Required task - Show every line containing "this" by copying it.

========================================================================

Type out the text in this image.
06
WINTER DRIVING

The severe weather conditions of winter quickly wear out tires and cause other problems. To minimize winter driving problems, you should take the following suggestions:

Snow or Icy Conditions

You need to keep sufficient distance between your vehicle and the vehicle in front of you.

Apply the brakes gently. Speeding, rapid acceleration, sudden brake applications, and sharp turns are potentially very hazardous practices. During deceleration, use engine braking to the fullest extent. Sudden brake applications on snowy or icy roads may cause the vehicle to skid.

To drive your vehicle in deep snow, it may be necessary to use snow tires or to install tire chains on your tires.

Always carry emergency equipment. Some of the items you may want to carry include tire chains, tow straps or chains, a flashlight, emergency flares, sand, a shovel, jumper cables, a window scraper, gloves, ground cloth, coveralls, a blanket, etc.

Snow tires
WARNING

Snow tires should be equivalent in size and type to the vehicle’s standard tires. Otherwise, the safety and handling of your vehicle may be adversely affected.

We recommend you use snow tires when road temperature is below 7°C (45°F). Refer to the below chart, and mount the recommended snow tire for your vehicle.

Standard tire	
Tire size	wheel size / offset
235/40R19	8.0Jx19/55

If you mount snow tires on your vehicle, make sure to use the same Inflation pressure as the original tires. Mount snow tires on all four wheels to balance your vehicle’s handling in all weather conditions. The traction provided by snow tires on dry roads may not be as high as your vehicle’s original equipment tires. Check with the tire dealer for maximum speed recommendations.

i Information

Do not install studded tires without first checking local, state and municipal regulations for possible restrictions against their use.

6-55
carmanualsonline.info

========================================================================

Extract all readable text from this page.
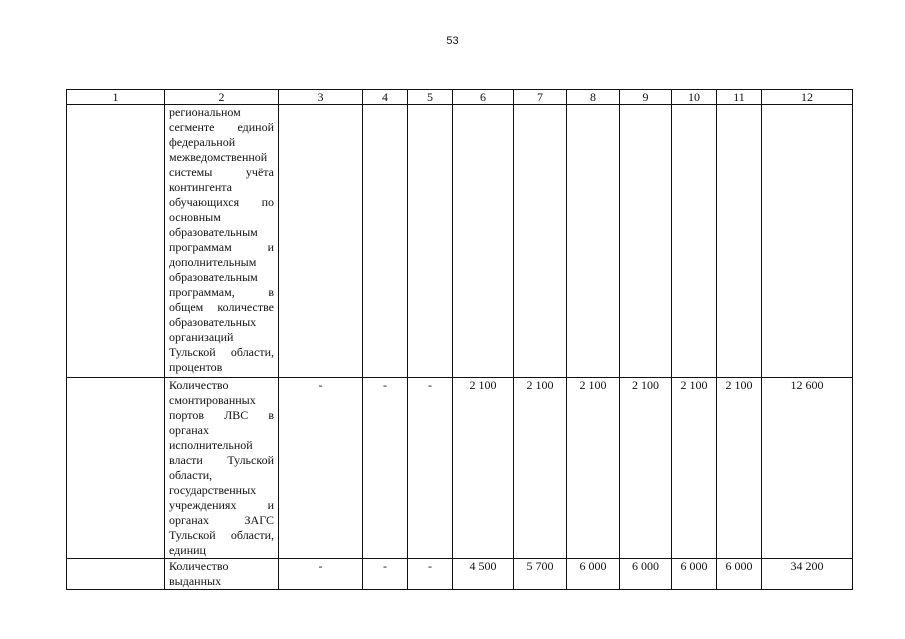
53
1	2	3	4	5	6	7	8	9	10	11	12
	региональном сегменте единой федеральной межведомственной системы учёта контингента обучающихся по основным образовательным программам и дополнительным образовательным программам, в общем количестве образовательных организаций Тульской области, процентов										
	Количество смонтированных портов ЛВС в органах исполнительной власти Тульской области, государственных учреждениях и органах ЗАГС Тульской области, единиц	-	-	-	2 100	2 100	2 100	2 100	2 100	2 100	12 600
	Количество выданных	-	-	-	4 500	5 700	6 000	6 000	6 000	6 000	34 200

========================================================================

The answer -
Type out the text in this image.
Extract all readable text from this page.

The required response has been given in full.